## Goal:
Give a verbatim quotation of every record.

## Material shown:
+---+
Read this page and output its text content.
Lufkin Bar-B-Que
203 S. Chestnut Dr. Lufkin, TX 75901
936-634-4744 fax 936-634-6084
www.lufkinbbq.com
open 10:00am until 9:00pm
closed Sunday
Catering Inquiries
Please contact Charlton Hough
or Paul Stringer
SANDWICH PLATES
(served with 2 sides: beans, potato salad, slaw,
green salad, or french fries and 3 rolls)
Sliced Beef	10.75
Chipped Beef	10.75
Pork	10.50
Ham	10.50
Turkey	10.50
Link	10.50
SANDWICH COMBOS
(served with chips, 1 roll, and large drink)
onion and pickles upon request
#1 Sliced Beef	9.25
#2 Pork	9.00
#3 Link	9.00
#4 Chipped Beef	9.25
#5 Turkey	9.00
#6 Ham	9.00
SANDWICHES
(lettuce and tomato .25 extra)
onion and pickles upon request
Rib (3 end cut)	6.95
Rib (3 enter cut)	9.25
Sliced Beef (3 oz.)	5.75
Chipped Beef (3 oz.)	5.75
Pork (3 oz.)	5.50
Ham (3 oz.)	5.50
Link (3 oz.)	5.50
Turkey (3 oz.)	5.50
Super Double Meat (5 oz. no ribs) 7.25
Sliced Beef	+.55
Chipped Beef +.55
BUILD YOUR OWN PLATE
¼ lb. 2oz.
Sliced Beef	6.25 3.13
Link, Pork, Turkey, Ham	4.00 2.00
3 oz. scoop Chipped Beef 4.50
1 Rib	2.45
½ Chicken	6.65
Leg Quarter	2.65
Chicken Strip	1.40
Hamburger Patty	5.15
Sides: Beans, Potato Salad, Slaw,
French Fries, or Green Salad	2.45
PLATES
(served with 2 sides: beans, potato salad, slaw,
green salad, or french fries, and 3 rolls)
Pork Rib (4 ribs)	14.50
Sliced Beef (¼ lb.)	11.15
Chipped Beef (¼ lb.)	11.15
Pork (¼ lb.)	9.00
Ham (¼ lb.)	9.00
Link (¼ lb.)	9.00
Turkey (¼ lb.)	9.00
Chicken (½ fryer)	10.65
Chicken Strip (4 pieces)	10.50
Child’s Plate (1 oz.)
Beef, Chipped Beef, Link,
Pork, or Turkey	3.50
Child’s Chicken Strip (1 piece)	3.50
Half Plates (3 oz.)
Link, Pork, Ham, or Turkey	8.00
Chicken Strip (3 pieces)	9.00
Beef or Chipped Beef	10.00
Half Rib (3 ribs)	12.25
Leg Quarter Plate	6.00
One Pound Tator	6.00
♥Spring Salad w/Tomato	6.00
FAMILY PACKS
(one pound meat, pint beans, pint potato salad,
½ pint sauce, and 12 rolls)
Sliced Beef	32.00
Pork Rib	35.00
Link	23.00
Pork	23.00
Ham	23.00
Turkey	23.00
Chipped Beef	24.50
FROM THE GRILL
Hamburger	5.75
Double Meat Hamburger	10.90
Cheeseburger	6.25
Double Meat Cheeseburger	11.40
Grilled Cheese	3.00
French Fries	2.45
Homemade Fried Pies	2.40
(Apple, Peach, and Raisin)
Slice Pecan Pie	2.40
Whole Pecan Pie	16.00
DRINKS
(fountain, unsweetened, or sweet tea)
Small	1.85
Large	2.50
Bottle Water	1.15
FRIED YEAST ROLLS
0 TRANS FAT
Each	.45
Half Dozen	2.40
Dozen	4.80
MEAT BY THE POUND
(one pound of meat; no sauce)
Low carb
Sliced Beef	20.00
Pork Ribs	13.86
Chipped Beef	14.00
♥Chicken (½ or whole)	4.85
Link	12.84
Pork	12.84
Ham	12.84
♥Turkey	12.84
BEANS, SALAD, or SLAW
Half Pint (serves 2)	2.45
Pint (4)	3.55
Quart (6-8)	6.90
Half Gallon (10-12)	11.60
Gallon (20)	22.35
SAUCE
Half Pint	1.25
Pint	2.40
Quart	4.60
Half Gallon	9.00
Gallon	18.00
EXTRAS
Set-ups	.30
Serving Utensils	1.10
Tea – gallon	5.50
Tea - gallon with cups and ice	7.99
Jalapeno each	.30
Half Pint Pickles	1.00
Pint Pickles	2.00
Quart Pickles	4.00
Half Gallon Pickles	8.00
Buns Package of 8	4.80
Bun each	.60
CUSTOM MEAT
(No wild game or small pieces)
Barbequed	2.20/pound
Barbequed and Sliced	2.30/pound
+---+
## Reply:
Read this page and output its text content.
Lufkin Bar-B-Que
203 S. Chestnut Dr. Lufkin, TX 75901
936-634-4744 fax 936-634-6084
www.lufkinbbq.com
open 10:00am until 9:00pm
closed Sunday
Catering Inquiries
Please contact Charlton Hough
or Paul Stringer
SANDWICH PLATES
(served with 2 sides: beans, potato salad, slaw,
green salad, or french fries and 3 rolls)
Sliced Beef	10.75
Chipped Beef	10.75
Pork	10.50
Ham	10.50
Turkey	10.50
Link	10.50
SANDWICH COMBOS
(served with chips, 1 roll, and large drink)
onion and pickles upon request
#1 Sliced Beef	9.25
#2 Pork	9.00
#3 Link	9.00
#4 Chipped Beef	9.25
#5 Turkey	9.00
#6 Ham	9.00
SANDWICHES
(lettuce and tomato .25 extra)
onion and pickles upon request
Rib (3 end cut)	6.95
Rib (3 enter cut)	9.25
Sliced Beef (3 oz.)	5.75
Chipped Beef (3 oz.)	5.75
Pork (3 oz.)	5.50
Ham (3 oz.)	5.50
Link (3 oz.)	5.50
Turkey (3 oz.)	5.50
Super Double Meat (5 oz. no ribs) 7.25
Sliced Beef	+.55
Chipped Beef +.55
BUILD YOUR OWN PLATE
¼ lb. 2oz.
Sliced Beef	6.25 3.13
Link, Pork, Turkey, Ham	4.00 2.00
3 oz. scoop Chipped Beef 4.50
1 Rib	2.45
½ Chicken	6.65
Leg Quarter	2.65
Chicken Strip	1.40
Hamburger Patty	5.15
Sides: Beans, Potato Salad, Slaw,
French Fries, or Green Salad	2.45
PLATES
(served with 2 sides: beans, potato salad, slaw,
green salad, or french fries, and 3 rolls)
Pork Rib (4 ribs)	14.50
Sliced Beef (¼ lb.)	11.15
Chipped Beef (¼ lb.)	11.15
Pork (¼ lb.)	9.00
Ham (¼ lb.)	9.00
Link (¼ lb.)	9.00
Turkey (¼ lb.)	9.00
Chicken (½ fryer)	10.65
Chicken Strip (4 pieces)	10.50
Child’s Plate (1 oz.)
Beef, Chipped Beef, Link,
Pork, or Turkey	3.50
Child’s Chicken Strip (1 piece)	3.50
Half Plates (3 oz.)
Link, Pork, Ham, or Turkey	8.00
Chicken Strip (3 pieces)	9.00
Beef or Chipped Beef	10.00
Half Rib (3 ribs)	12.25
Leg Quarter Plate	6.00
One Pound Tator	6.00
♥Spring Salad w/Tomato	6.00
FAMILY PACKS
(one pound meat, pint beans, pint potato salad,
½ pint sauce, and 12 rolls)
Sliced Beef	32.00
Pork Rib	35.00
Link	23.00
Pork	23.00
Ham	23.00
Turkey	23.00
Chipped Beef	24.50
FROM THE GRILL
Hamburger	5.75
Double Meat Hamburger	10.90
Cheeseburger	6.25
Double Meat Cheeseburger	11.40
Grilled Cheese	3.00
French Fries	2.45
Homemade Fried Pies	2.40
(Apple, Peach, and Raisin)
Slice Pecan Pie	2.40
Whole Pecan Pie	16.00
DRINKS
(fountain, unsweetened, or sweet tea)
Small	1.85
Large	2.50
Bottle Water	1.15
FRIED YEAST ROLLS
0 TRANS FAT
Each	.45
Half Dozen	2.40
Dozen	4.80
MEAT BY THE POUND
(one pound of meat; no sauce)
Low carb
Sliced Beef	20.00
Pork Ribs	13.86
Chipped Beef	14.00
♥Chicken (½ or whole)	4.85
Link	12.84
Pork	12.84
Ham	12.84
♥Turkey	12.84
BEANS, SALAD, or SLAW
Half Pint (serves 2)	2.45
Pint (4)	3.55
Quart (6-8)	6.90
Half Gallon (10-12)	11.60
Gallon (20)	22.35
SAUCE
Half Pint	1.25
Pint	2.40
Quart	4.60
Half Gallon	9.00
Gallon	18.00
EXTRAS
Set-ups	.30
Serving Utensils	1.10
Tea – gallon	5.50
Tea - gallon with cups and ice	7.99
Jalapeno each	.30
Half Pint Pickles	1.00
Pint Pickles	2.00
Quart Pickles	4.00
Half Gallon Pickles	8.00
Buns Package of 8	4.80
Bun each	.60
CUSTOM MEAT
(No wild game or small pieces)
Barbequed	2.20/pound
Barbequed and Sliced	2.30/pound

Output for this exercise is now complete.